To do:
Gather all lines in the entries that include the word "Placement".

Given data:
※ ※ ※
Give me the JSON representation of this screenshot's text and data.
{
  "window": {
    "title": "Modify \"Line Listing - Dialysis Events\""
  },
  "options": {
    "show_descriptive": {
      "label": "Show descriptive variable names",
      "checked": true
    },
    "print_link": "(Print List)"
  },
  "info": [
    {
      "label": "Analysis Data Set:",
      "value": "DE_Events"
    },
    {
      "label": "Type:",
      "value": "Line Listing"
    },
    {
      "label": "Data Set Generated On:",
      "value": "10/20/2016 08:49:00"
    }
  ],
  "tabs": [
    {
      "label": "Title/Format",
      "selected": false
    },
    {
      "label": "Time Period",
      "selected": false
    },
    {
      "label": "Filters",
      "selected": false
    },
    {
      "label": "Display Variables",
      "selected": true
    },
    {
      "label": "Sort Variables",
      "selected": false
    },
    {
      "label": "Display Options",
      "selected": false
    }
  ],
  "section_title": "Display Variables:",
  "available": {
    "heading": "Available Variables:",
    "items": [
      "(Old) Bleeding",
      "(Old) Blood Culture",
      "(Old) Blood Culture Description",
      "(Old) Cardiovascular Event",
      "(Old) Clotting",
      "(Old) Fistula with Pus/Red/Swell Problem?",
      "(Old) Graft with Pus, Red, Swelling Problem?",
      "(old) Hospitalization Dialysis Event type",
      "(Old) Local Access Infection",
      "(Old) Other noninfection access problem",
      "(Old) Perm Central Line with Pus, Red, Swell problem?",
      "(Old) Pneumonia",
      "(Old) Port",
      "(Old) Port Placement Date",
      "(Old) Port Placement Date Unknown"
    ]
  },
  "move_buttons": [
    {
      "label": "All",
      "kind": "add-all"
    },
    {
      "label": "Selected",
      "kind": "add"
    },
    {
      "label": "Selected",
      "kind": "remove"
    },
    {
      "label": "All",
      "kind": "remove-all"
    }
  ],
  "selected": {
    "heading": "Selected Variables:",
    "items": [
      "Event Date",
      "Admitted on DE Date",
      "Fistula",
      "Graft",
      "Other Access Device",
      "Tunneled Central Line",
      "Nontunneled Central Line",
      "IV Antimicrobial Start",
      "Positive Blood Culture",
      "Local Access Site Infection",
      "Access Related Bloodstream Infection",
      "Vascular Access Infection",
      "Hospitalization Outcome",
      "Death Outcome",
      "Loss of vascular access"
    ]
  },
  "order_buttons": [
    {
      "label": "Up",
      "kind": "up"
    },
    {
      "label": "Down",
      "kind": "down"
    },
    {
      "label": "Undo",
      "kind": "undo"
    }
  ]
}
※ ※ ※
Answer to this exercise:
      "(Old) Port Placement Date",
      "(Old) Port Placement Date Unknown"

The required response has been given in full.